■ Set problem:
Below is a listing. Gather each line of it that contains "NATIONAL".

■ Dataset:
____

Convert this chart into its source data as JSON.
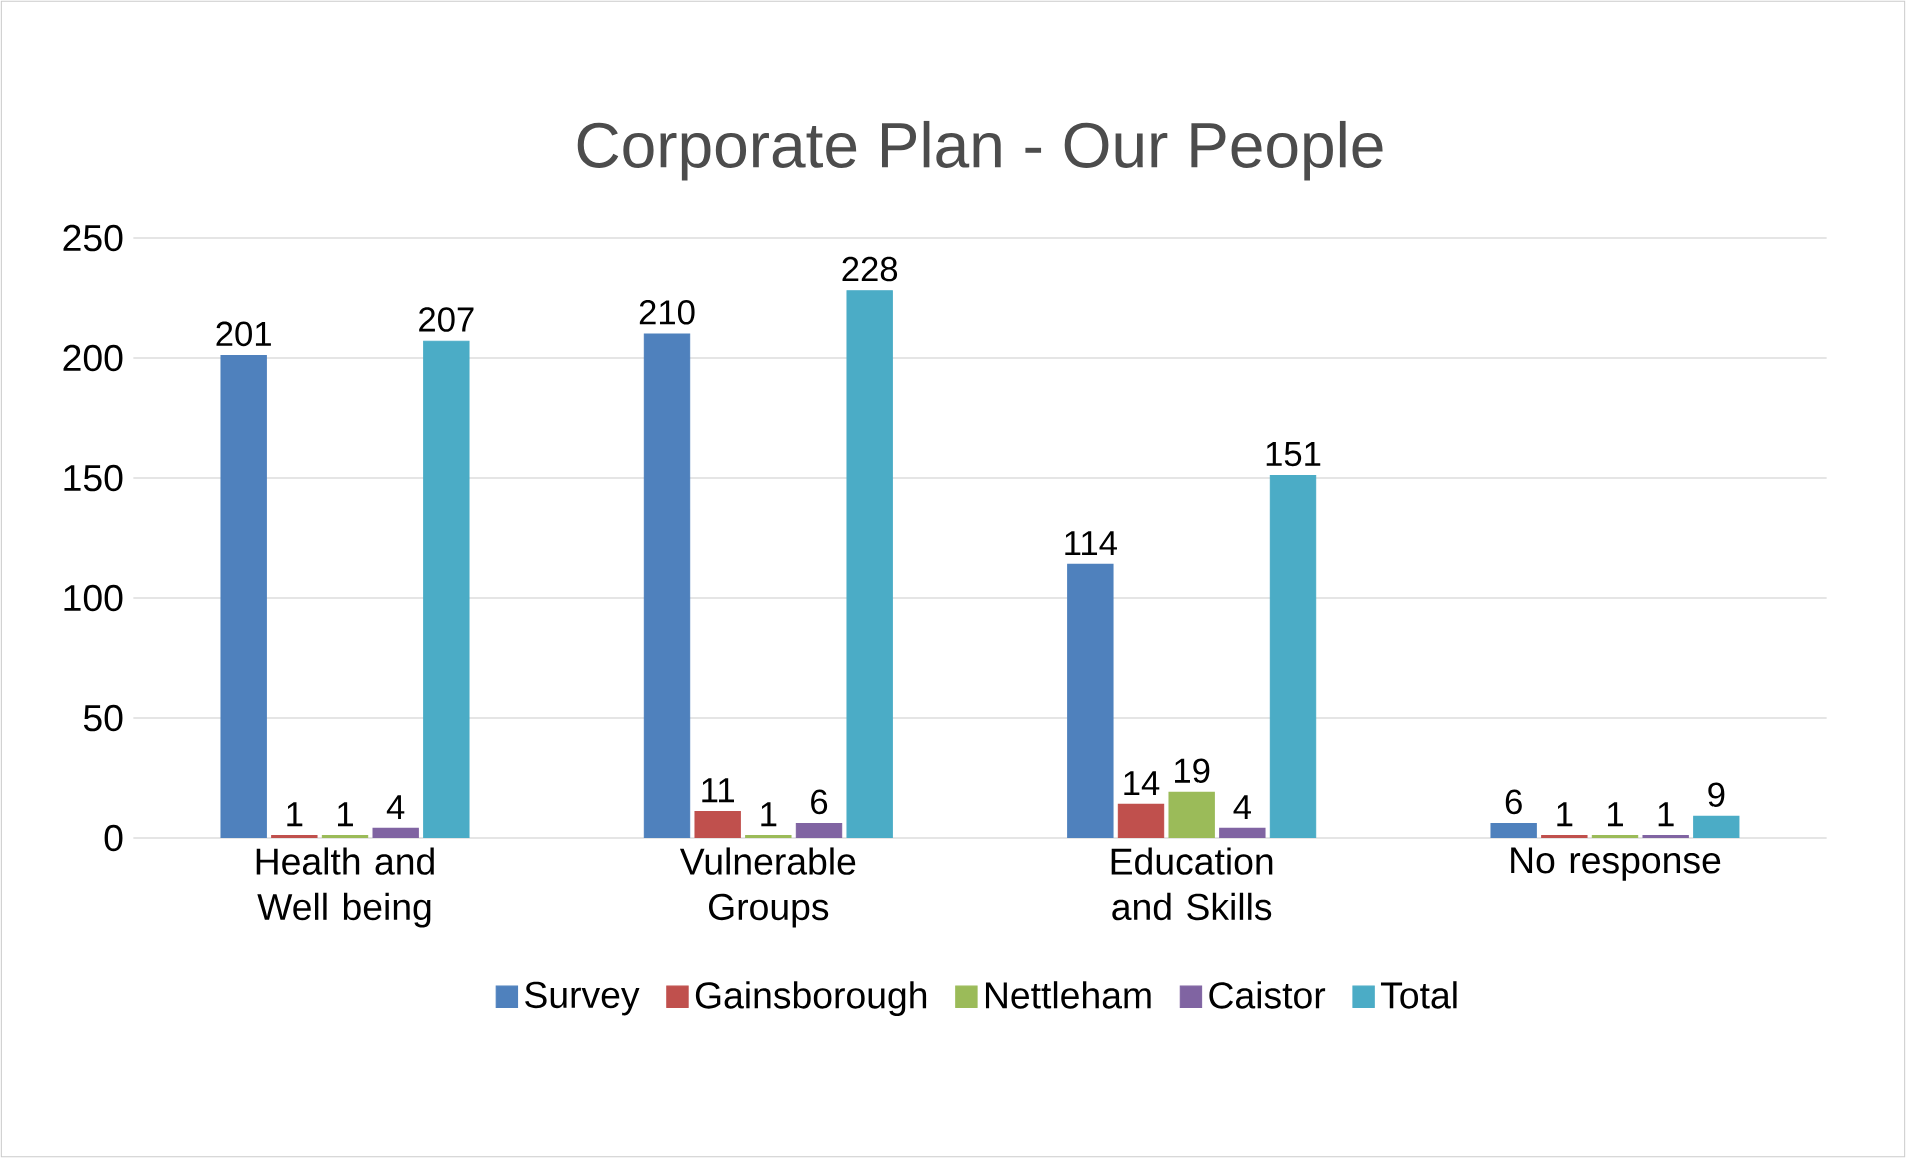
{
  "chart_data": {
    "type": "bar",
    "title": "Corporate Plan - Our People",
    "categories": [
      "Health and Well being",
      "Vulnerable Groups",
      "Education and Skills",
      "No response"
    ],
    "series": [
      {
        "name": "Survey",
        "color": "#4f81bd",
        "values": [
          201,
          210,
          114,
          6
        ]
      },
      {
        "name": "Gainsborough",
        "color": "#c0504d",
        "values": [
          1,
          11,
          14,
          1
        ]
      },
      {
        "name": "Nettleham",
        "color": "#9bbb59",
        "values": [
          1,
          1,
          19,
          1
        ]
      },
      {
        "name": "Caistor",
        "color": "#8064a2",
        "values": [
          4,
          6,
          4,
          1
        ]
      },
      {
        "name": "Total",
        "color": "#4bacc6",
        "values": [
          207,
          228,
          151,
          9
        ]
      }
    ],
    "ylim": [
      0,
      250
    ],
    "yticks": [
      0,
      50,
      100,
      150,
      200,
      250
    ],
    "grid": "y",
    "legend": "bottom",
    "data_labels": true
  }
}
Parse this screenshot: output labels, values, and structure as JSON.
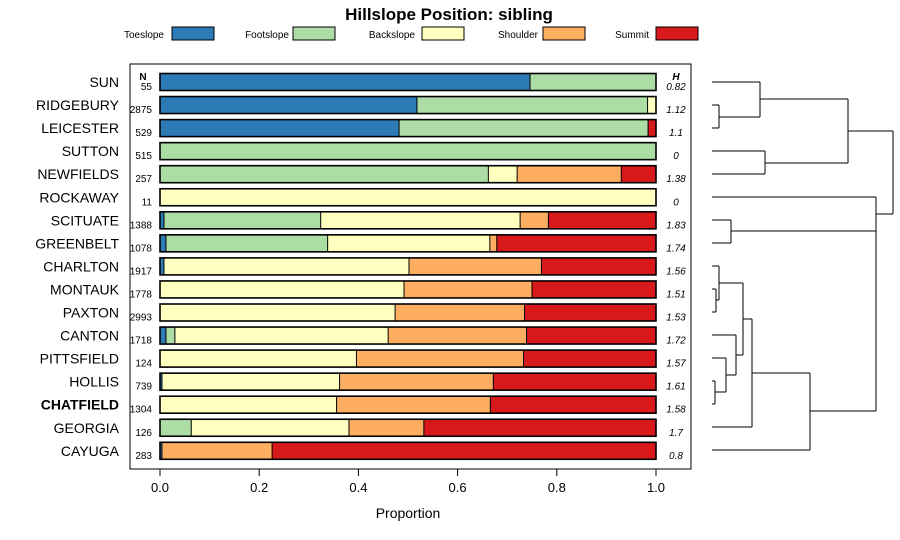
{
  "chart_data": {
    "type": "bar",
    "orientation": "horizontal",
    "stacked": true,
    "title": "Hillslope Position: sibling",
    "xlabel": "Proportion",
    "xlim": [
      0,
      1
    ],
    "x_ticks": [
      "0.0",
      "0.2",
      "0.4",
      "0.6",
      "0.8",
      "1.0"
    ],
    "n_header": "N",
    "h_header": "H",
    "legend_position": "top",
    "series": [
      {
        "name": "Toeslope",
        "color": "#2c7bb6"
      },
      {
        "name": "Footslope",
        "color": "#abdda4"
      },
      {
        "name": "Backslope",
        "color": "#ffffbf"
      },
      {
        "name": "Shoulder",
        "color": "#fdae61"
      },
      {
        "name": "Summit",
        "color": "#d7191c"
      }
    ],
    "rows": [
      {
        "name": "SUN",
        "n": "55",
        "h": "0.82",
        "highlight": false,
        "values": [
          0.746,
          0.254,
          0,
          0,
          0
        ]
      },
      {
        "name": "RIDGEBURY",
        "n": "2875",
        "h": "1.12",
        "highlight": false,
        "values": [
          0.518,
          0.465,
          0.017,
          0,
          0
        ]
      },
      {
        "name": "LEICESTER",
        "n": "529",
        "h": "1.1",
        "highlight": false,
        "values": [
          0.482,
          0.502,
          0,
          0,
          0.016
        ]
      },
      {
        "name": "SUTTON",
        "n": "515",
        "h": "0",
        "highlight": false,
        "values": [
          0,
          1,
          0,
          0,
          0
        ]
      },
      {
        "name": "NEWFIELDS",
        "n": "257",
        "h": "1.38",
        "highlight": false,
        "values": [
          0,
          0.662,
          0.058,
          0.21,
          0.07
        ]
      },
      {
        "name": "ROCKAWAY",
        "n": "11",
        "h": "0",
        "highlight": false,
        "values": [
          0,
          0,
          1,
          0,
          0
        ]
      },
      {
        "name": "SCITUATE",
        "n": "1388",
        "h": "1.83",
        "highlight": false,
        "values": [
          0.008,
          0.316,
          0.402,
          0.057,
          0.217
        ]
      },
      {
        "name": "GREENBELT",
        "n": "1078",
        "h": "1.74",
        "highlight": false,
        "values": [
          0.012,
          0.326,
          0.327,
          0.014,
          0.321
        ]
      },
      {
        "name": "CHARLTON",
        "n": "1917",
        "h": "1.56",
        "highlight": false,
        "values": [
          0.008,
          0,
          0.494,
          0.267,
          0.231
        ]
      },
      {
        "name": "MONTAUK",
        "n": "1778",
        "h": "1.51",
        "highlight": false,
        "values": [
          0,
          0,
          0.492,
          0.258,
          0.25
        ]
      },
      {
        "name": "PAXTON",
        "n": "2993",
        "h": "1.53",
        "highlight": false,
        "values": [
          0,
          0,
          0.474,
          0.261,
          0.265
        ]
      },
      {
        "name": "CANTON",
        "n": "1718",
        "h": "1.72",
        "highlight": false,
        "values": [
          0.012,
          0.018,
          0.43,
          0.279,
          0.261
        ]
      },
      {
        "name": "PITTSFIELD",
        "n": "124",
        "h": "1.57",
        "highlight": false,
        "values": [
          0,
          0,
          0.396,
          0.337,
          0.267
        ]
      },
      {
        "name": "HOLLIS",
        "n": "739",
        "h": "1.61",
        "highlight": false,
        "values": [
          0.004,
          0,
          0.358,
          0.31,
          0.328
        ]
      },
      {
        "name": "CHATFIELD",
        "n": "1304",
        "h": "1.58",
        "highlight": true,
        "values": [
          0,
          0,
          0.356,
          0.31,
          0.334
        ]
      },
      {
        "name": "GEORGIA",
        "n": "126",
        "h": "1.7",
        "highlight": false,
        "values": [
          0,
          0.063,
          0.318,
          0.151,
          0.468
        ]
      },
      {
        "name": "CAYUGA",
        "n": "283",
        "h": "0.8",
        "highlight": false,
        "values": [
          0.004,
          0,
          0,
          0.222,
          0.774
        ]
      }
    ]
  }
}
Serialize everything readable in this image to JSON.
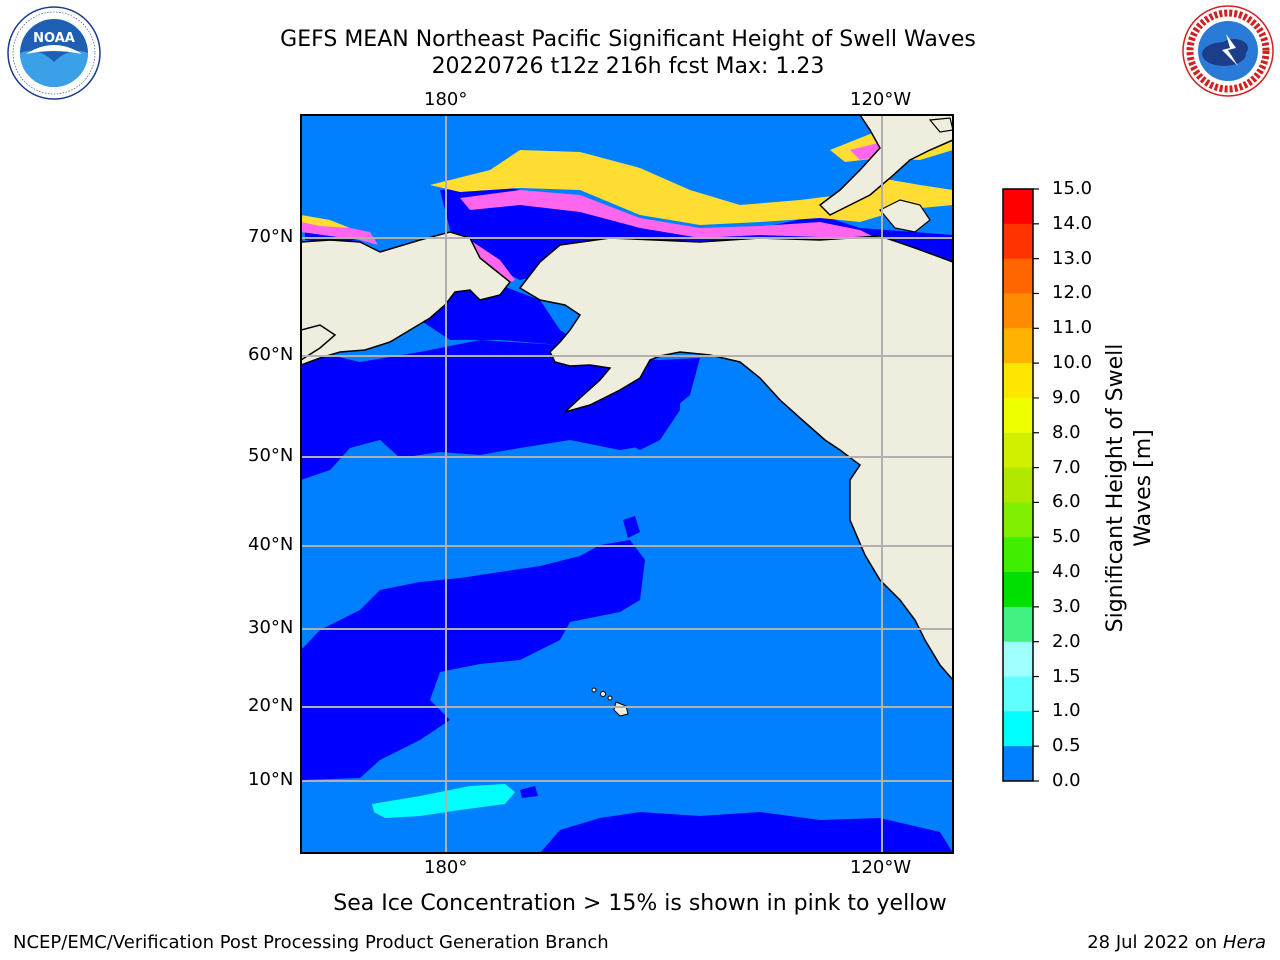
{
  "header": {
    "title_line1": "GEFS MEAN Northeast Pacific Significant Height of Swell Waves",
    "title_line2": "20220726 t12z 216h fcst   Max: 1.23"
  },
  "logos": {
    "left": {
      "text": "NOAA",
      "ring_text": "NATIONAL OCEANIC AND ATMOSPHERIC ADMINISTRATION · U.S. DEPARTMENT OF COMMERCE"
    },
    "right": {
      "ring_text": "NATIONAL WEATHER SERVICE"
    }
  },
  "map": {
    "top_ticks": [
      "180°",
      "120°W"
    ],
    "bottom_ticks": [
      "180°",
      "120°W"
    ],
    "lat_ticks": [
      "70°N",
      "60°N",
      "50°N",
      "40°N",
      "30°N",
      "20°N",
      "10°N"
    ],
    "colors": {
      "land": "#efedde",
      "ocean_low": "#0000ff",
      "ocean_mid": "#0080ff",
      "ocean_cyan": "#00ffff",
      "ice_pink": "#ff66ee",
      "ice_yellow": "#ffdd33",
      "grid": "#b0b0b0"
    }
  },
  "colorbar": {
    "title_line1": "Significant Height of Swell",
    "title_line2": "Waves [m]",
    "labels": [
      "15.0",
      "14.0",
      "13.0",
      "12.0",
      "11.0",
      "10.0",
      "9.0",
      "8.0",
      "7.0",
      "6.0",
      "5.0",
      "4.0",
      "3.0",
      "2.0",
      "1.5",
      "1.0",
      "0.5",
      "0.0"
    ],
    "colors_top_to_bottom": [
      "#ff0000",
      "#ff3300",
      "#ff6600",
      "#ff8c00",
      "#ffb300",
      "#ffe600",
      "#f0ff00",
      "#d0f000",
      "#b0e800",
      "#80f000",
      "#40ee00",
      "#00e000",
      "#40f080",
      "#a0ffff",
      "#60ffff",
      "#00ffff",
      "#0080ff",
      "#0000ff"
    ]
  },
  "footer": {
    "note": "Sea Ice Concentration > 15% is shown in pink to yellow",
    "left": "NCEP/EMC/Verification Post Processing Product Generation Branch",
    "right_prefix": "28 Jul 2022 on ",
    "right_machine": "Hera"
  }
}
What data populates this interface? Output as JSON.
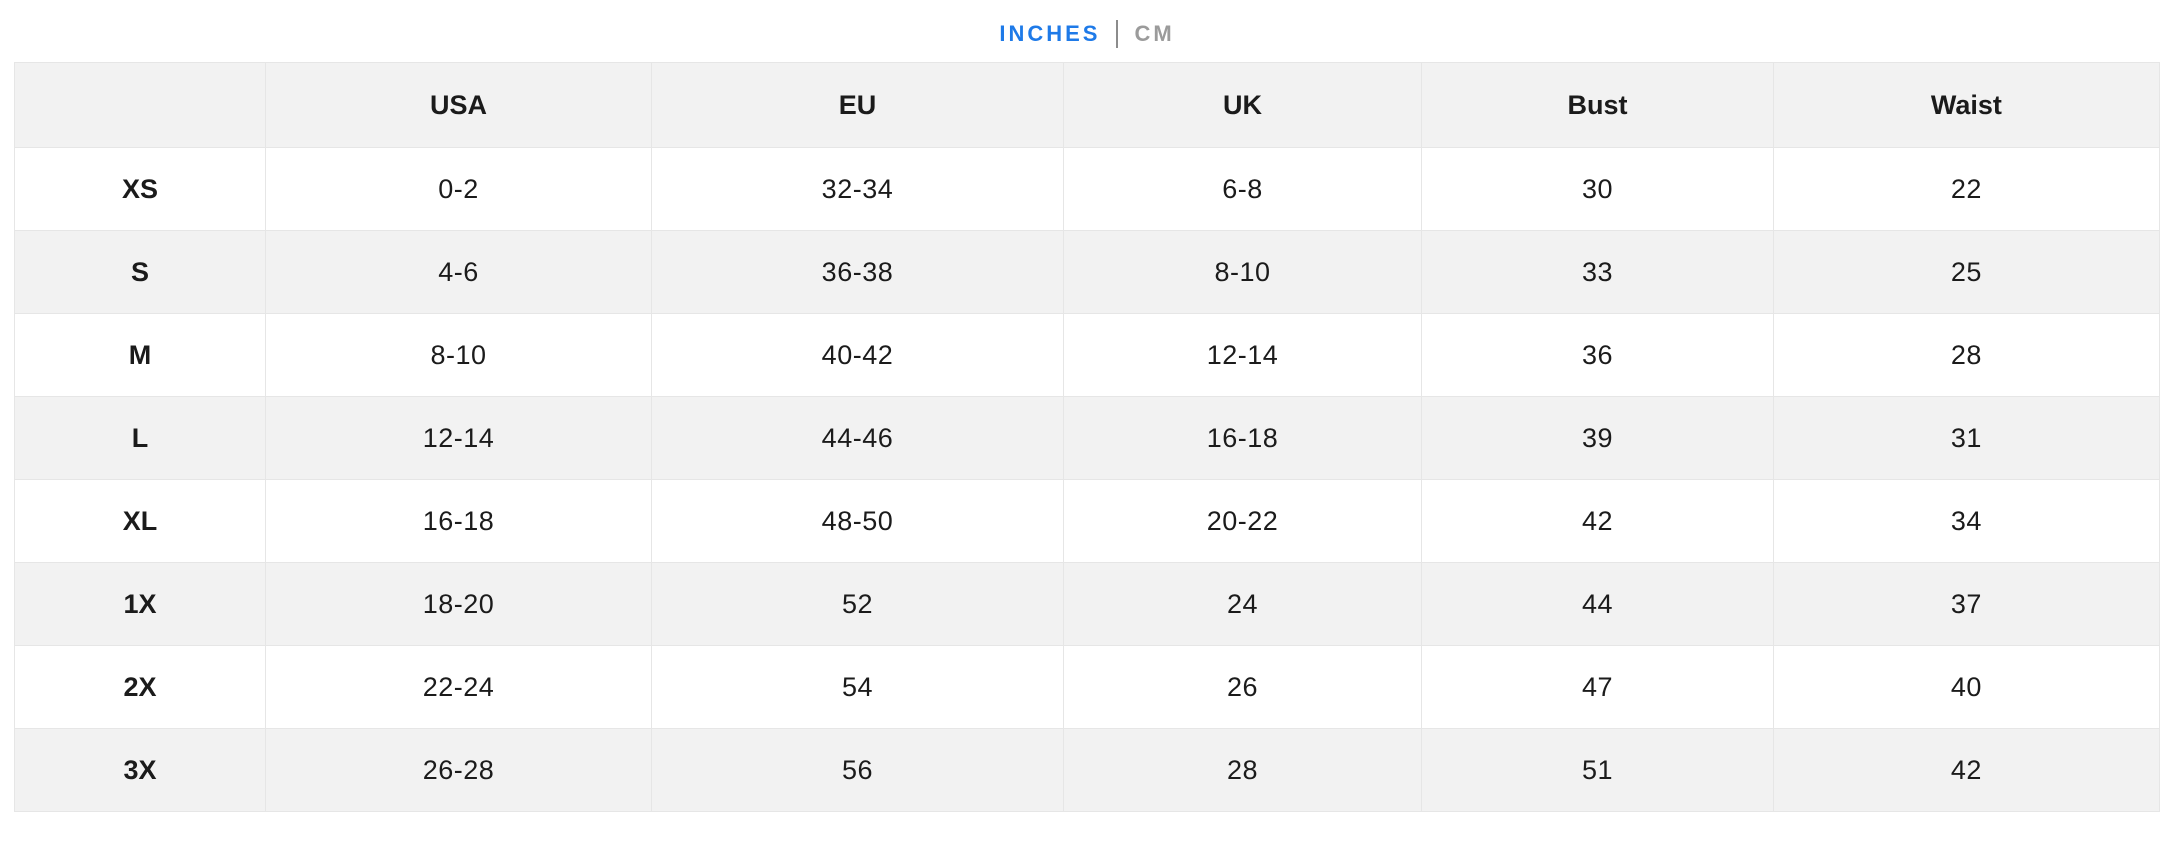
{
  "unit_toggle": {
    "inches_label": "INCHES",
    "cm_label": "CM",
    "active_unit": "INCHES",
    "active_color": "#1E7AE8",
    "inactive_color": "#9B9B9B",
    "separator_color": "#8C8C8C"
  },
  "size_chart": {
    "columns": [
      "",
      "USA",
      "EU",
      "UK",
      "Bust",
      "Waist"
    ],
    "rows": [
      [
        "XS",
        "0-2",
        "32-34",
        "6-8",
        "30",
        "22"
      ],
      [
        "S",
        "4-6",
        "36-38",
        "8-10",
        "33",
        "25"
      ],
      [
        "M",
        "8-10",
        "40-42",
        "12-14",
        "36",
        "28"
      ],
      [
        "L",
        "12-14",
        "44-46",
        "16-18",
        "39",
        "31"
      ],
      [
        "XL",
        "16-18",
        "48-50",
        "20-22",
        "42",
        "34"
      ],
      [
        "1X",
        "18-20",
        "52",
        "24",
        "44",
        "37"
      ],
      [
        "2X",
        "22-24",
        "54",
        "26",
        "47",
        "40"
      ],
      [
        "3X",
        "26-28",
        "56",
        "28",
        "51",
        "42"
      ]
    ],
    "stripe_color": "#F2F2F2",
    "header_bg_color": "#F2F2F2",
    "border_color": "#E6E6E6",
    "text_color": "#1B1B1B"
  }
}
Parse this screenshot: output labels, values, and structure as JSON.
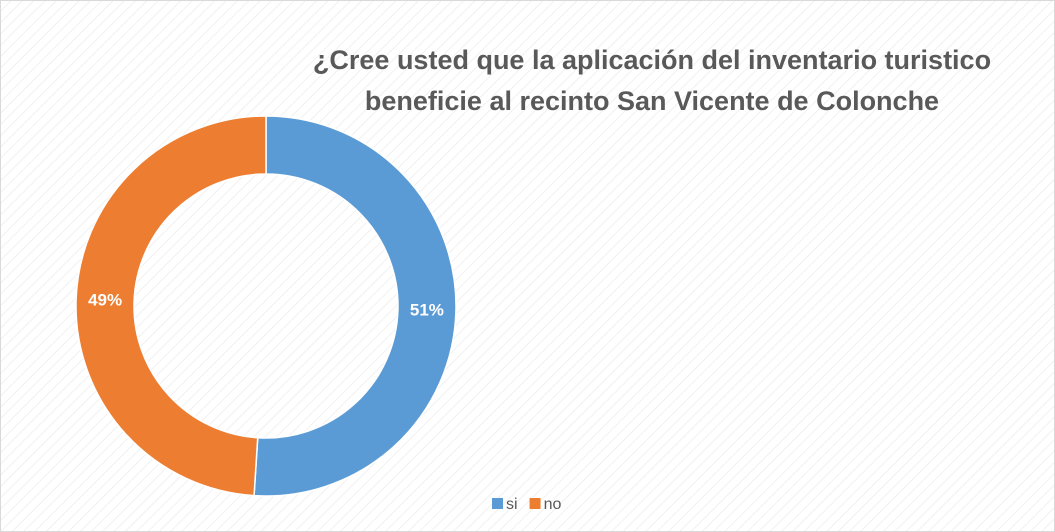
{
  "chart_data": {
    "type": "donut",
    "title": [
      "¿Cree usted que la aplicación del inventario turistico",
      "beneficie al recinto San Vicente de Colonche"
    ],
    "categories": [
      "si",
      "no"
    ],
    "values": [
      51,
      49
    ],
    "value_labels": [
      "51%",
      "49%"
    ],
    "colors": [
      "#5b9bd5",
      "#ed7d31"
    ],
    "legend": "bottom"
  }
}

____

■ The reply:
      "ring_text": "NATIONAL OCEANIC AND ATMOSPHERIC ADMINISTRATION · U.S. DEPARTMENT OF COMMERCE"
      "ring_text": "NATIONAL WEATHER SERVICE"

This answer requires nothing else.